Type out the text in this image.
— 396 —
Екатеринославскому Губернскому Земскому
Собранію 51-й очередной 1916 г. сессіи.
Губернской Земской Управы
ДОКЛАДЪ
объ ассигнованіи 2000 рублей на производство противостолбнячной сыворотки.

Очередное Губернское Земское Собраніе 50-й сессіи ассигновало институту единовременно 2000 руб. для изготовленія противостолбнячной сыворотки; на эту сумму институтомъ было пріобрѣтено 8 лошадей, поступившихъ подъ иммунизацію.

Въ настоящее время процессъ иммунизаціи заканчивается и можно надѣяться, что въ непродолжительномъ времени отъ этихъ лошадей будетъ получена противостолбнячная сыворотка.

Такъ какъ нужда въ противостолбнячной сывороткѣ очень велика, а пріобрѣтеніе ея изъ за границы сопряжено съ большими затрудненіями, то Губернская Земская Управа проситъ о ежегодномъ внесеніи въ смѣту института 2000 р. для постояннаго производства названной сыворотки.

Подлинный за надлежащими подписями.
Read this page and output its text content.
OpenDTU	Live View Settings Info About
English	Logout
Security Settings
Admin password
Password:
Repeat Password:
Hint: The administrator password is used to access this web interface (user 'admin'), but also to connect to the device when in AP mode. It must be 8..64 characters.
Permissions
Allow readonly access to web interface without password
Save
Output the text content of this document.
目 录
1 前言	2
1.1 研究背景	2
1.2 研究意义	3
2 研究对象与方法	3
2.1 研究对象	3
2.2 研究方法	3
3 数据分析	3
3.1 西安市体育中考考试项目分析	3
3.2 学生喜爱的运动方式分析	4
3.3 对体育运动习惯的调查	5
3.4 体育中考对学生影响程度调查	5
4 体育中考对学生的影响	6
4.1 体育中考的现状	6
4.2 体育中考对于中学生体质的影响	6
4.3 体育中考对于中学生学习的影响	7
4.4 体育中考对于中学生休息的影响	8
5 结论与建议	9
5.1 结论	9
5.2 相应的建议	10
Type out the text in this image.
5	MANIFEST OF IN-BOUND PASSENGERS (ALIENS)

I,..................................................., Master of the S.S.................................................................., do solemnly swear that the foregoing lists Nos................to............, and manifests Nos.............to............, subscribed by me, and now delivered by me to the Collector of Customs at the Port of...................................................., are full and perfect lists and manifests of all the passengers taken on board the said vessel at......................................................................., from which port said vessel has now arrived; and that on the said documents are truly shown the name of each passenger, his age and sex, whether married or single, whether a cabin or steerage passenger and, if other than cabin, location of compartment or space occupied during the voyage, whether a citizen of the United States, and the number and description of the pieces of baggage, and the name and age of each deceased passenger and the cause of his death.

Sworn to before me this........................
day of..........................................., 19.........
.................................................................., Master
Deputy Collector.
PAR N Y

+ + + + + + +

**Challenge**
Transcribe exactly the line containing "Output the text content of this document." and all remaining lines of the material, ending with the last one.

**Expected answer**
Output the text content of this document.
目 录
1 前言	2
1.1 研究背景	2
1.2 研究意义	3
2 研究对象与方法	3
2.1 研究对象	3
2.2 研究方法	3
3 数据分析	3
3.1 西安市体育中考考试项目分析	3
3.2 学生喜爱的运动方式分析	4
3.3 对体育运动习惯的调查	5
3.4 体育中考对学生影响程度调查	5
4 体育中考对学生的影响	6
4.1 体育中考的现状	6
4.2 体育中考对于中学生体质的影响	6
4.3 体育中考对于中学生学习的影响	7
4.4 体育中考对于中学生休息的影响	8
5 结论与建议	9
5.1 结论	9
5.2 相应的建议	10
Type out the text in this image.
5	MANIFEST OF IN-BOUND PASSENGERS (ALIENS)

I,..................................................., Master of the S.S.................................................................., do solemnly swear that the foregoing lists Nos................to............, and manifests Nos.............to............, subscribed by me, and now delivered by me to the Collector of Customs at the Port of...................................................., are full and perfect lists and manifests of all the passengers taken on board the said vessel at......................................................................., from which port said vessel has now arrived; and that on the said documents are truly shown the name of each passenger, his age and sex, whether married or single, whether a cabin or steerage passenger and, if other than cabin, location of compartment or space occupied during the voyage, whether a citizen of the United States, and the number and description of the pieces of baggage, and the name and age of each deceased passenger and the cause of his death.

Sworn to before me this........................
day of..........................................., 19.........
.................................................................., Master
Deputy Collector.
PAR N Y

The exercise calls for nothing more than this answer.